Given problem:
What follows is a set of records, each of which is to be written out exactly.

Raw data:
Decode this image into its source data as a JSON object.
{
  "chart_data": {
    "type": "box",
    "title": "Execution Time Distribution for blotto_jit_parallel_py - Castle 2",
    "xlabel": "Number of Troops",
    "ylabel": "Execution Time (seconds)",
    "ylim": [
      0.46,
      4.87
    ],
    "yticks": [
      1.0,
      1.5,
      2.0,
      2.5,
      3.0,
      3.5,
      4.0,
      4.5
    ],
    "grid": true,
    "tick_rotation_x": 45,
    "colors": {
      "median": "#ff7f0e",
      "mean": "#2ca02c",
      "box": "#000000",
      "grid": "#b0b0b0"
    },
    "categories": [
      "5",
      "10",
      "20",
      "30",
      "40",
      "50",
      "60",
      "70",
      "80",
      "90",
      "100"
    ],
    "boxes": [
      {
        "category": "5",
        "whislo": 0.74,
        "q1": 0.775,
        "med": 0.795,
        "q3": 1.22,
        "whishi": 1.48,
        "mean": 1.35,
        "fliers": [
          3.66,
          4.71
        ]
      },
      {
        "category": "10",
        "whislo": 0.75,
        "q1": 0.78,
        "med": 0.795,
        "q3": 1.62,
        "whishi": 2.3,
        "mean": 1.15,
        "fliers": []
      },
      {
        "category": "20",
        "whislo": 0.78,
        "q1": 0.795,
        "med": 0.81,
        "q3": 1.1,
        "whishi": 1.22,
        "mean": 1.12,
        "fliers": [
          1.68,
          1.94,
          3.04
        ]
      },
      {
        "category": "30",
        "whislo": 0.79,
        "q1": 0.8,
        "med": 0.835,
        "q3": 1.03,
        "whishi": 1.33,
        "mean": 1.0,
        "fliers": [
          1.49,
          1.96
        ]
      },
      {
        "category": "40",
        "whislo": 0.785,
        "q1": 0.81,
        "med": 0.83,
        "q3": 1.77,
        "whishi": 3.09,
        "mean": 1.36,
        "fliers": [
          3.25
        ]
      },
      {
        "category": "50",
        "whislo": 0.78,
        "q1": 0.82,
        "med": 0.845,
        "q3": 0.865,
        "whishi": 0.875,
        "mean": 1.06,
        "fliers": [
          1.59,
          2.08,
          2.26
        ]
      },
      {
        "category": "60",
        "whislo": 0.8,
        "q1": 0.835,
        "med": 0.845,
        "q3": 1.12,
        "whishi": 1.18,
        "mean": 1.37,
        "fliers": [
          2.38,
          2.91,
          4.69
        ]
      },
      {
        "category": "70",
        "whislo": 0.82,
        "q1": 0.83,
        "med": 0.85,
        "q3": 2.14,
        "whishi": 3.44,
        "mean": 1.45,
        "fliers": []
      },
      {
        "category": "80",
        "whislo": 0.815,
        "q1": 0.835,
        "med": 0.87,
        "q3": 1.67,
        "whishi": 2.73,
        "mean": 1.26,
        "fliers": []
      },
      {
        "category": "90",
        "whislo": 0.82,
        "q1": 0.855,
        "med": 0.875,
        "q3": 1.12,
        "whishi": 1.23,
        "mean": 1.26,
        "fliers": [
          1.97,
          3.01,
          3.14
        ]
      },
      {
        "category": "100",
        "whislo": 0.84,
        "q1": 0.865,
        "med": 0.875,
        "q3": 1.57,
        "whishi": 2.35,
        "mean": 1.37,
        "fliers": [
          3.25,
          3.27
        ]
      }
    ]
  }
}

Result for this task:
Decode this image into its source data as a JSON object.
{
  "chart_data": {
    "type": "box",
    "title": "Execution Time Distribution for blotto_jit_parallel_py - Castle 2",
    "xlabel": "Number of Troops",
    "ylabel": "Execution Time (seconds)",
    "ylim": [
      0.46,
      4.87
    ],
    "yticks": [
      1.0,
      1.5,
      2.0,
      2.5,
      3.0,
      3.5,
      4.0,
      4.5
    ],
    "grid": true,
    "tick_rotation_x": 45,
    "colors": {
      "median": "#ff7f0e",
      "mean": "#2ca02c",
      "box": "#000000",
      "grid": "#b0b0b0"
    },
    "categories": [
      "5",
      "10",
      "20",
      "30",
      "40",
      "50",
      "60",
      "70",
      "80",
      "90",
      "100"
    ],
    "boxes": [
      {
        "category": "5",
        "whislo": 0.74,
        "q1": 0.775,
        "med": 0.795,
        "q3": 1.22,
        "whishi": 1.48,
        "mean": 1.35,
        "fliers": [
          3.66,
          4.71
        ]
      },
      {
        "category": "10",
        "whislo": 0.75,
        "q1": 0.78,
        "med": 0.795,
        "q3": 1.62,
        "whishi": 2.3,
        "mean": 1.15,
        "fliers": []
      },
      {
        "category": "20",
        "whislo": 0.78,
        "q1": 0.795,
        "med": 0.81,
        "q3": 1.1,
        "whishi": 1.22,
        "mean": 1.12,
        "fliers": [
          1.68,
          1.94,
          3.04
        ]
      },
      {
        "category": "30",
        "whislo": 0.79,
        "q1": 0.8,
        "med": 0.835,
        "q3": 1.03,
        "whishi": 1.33,
        "mean": 1.0,
        "fliers": [
          1.49,
          1.96
        ]
      },
      {
        "category": "40",
        "whislo": 0.785,
        "q1": 0.81,
        "med": 0.83,
        "q3": 1.77,
        "whishi": 3.09,
        "mean": 1.36,
        "fliers": [
          3.25
        ]
      },
      {
        "category": "50",
        "whislo": 0.78,
        "q1": 0.82,
        "med": 0.845,
        "q3": 0.865,
        "whishi": 0.875,
        "mean": 1.06,
        "fliers": [
          1.59,
          2.08,
          2.26
        ]
      },
      {
        "category": "60",
        "whislo": 0.8,
        "q1": 0.835,
        "med": 0.845,
        "q3": 1.12,
        "whishi": 1.18,
        "mean": 1.37,
        "fliers": [
          2.38,
          2.91,
          4.69
        ]
      },
      {
        "category": "70",
        "whislo": 0.82,
        "q1": 0.83,
        "med": 0.85,
        "q3": 2.14,
        "whishi": 3.44,
        "mean": 1.45,
        "fliers": []
      },
      {
        "category": "80",
        "whislo": 0.815,
        "q1": 0.835,
        "med": 0.87,
        "q3": 1.67,
        "whishi": 2.73,
        "mean": 1.26,
        "fliers": []
      },
      {
        "category": "90",
        "whislo": 0.82,
        "q1": 0.855,
        "med": 0.875,
        "q3": 1.12,
        "whishi": 1.23,
        "mean": 1.26,
        "fliers": [
          1.97,
          3.01,
          3.14
        ]
      },
      {
        "category": "100",
        "whislo": 0.84,
        "q1": 0.865,
        "med": 0.875,
        "q3": 1.57,
        "whishi": 2.35,
        "mean": 1.37,
        "fliers": [
          3.25,
          3.27
        ]
      }
    ]
  }
}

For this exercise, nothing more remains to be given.